— TASK OBJECTIVE —
Quote all of the data that follows exactly as written, skipping the images.

— MATERIAL PROVIDED —

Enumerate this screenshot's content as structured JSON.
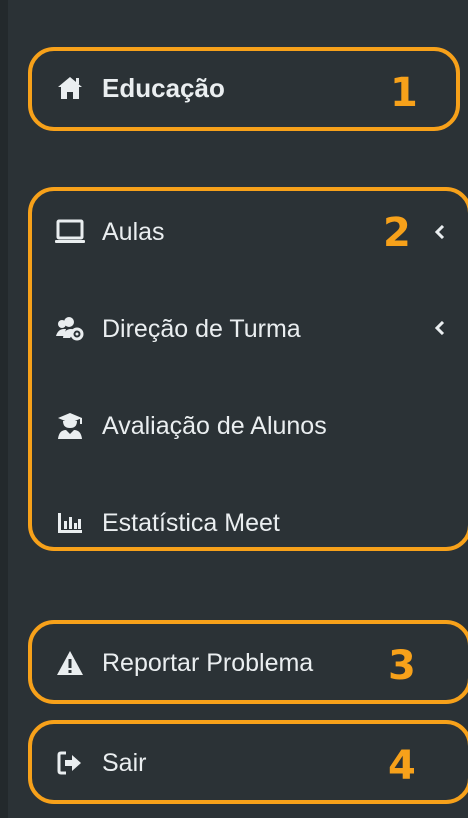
{
  "brand": {
    "label": "Educação",
    "icon": "home-icon"
  },
  "menu": [
    {
      "label": "Aulas",
      "icon": "laptop-icon",
      "has_submenu": true
    },
    {
      "label": "Direção de Turma",
      "icon": "users-cog-icon",
      "has_submenu": true
    },
    {
      "label": "Avaliação de Alunos",
      "icon": "user-graduate-icon",
      "has_submenu": false
    },
    {
      "label": "Estatística Meet",
      "icon": "chart-bar-icon",
      "has_submenu": false
    }
  ],
  "actions": [
    {
      "label": "Reportar Problema",
      "icon": "warning-icon"
    },
    {
      "label": "Sair",
      "icon": "sign-out-icon"
    }
  ],
  "callouts": [
    "1",
    "2",
    "3",
    "4"
  ],
  "colors": {
    "sidebar_bg": "#2b3236",
    "text": "#eaeef0",
    "callout": "#f7a11a"
  }
}
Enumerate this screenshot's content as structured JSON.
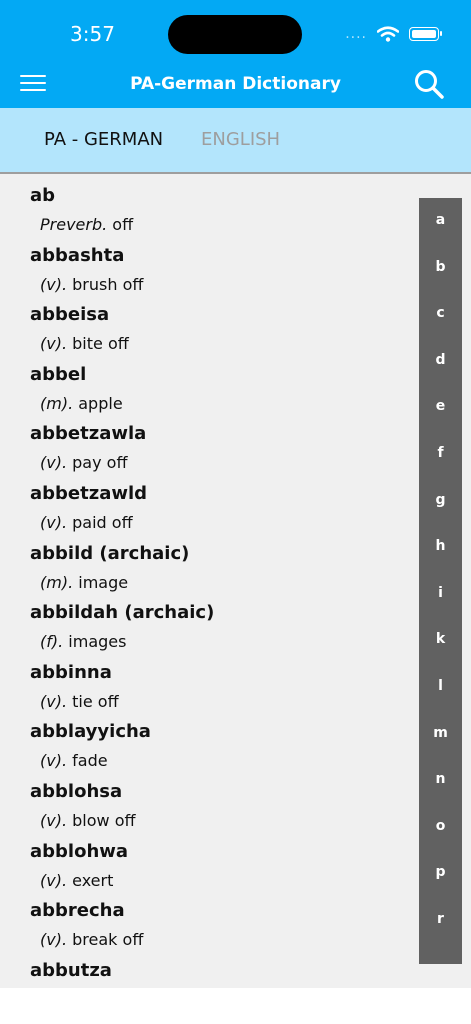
{
  "status_bar": {
    "time": "3:57",
    "signal_dots": "....",
    "battery_level": 1.0
  },
  "header": {
    "title": "PA-German Dictionary",
    "menu_icon": "hamburger-menu-icon",
    "search_icon": "search-icon"
  },
  "tabs": [
    {
      "label": "PA - GERMAN",
      "active": true
    },
    {
      "label": "ENGLISH",
      "active": false
    }
  ],
  "entries": [
    {
      "word": "ab",
      "pos": "Preverb.",
      "meaning": "off"
    },
    {
      "word": "abbashta",
      "pos": "(v).",
      "meaning": "brush off"
    },
    {
      "word": "abbeisa",
      "pos": "(v).",
      "meaning": "bite off"
    },
    {
      "word": "abbel",
      "pos": "(m).",
      "meaning": "apple"
    },
    {
      "word": "abbetzawla",
      "pos": "(v).",
      "meaning": "pay off"
    },
    {
      "word": "abbetzawld",
      "pos": "(v).",
      "meaning": "paid off"
    },
    {
      "word": "abbild (archaic)",
      "pos": "(m).",
      "meaning": "image"
    },
    {
      "word": "abbildah (archaic)",
      "pos": "(f).",
      "meaning": "images"
    },
    {
      "word": "abbinna",
      "pos": "(v).",
      "meaning": "tie off"
    },
    {
      "word": "abblayyicha",
      "pos": "(v).",
      "meaning": "fade"
    },
    {
      "word": "abblohsa",
      "pos": "(v).",
      "meaning": "blow off"
    },
    {
      "word": "abblohwa",
      "pos": "(v).",
      "meaning": "exert"
    },
    {
      "word": "abbrecha",
      "pos": "(v).",
      "meaning": "break off"
    },
    {
      "word": "abbutza",
      "pos": "",
      "meaning": ""
    }
  ],
  "index_letters": [
    "a",
    "b",
    "c",
    "d",
    "e",
    "f",
    "g",
    "h",
    "i",
    "k",
    "l",
    "m",
    "n",
    "o",
    "p",
    "r"
  ],
  "colors": {
    "header": "#03a9f4",
    "tab_bar": "#b3e5fc",
    "list_bg": "#f0f0f0",
    "index_bg": "#616161"
  }
}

— RESULT OF THIS EXERCISE —
Enumerate this screenshot's content as structured JSON.
{
  "brand": {
    "label": "Educação",
    "icon": "home-icon"
  },
  "menu": [
    {
      "label": "Aulas",
      "icon": "laptop-icon",
      "has_submenu": true
    },
    {
      "label": "Direção de Turma",
      "icon": "users-cog-icon",
      "has_submenu": true
    },
    {
      "label": "Avaliação de Alunos",
      "icon": "user-graduate-icon",
      "has_submenu": false
    },
    {
      "label": "Estatística Meet",
      "icon": "chart-bar-icon",
      "has_submenu": false
    }
  ],
  "actions": [
    {
      "label": "Reportar Problema",
      "icon": "warning-icon"
    },
    {
      "label": "Sair",
      "icon": "sign-out-icon"
    }
  ],
  "callouts": [
    "1",
    "2",
    "3",
    "4"
  ],
  "colors": {
    "sidebar_bg": "#2b3236",
    "text": "#eaeef0",
    "callout": "#f7a11a"
  }
}
Enumerate this screenshot's content as structured JSON.
{
  "status_bar": {
    "time": "3:57",
    "signal_dots": "....",
    "battery_level": 1.0
  },
  "header": {
    "title": "PA-German Dictionary",
    "menu_icon": "hamburger-menu-icon",
    "search_icon": "search-icon"
  },
  "tabs": [
    {
      "label": "PA - GERMAN",
      "active": true
    },
    {
      "label": "ENGLISH",
      "active": false
    }
  ],
  "entries": [
    {
      "word": "ab",
      "pos": "Preverb.",
      "meaning": "off"
    },
    {
      "word": "abbashta",
      "pos": "(v).",
      "meaning": "brush off"
    },
    {
      "word": "abbeisa",
      "pos": "(v).",
      "meaning": "bite off"
    },
    {
      "word": "abbel",
      "pos": "(m).",
      "meaning": "apple"
    },
    {
      "word": "abbetzawla",
      "pos": "(v).",
      "meaning": "pay off"
    },
    {
      "word": "abbetzawld",
      "pos": "(v).",
      "meaning": "paid off"
    },
    {
      "word": "abbild (archaic)",
      "pos": "(m).",
      "meaning": "image"
    },
    {
      "word": "abbildah (archaic)",
      "pos": "(f).",
      "meaning": "images"
    },
    {
      "word": "abbinna",
      "pos": "(v).",
      "meaning": "tie off"
    },
    {
      "word": "abblayyicha",
      "pos": "(v).",
      "meaning": "fade"
    },
    {
      "word": "abblohsa",
      "pos": "(v).",
      "meaning": "blow off"
    },
    {
      "word": "abblohwa",
      "pos": "(v).",
      "meaning": "exert"
    },
    {
      "word": "abbrecha",
      "pos": "(v).",
      "meaning": "break off"
    },
    {
      "word": "abbutza",
      "pos": "",
      "meaning": ""
    }
  ],
  "index_letters": [
    "a",
    "b",
    "c",
    "d",
    "e",
    "f",
    "g",
    "h",
    "i",
    "k",
    "l",
    "m",
    "n",
    "o",
    "p",
    "r"
  ],
  "colors": {
    "header": "#03a9f4",
    "tab_bar": "#b3e5fc",
    "list_bg": "#f0f0f0",
    "index_bg": "#616161"
  }
}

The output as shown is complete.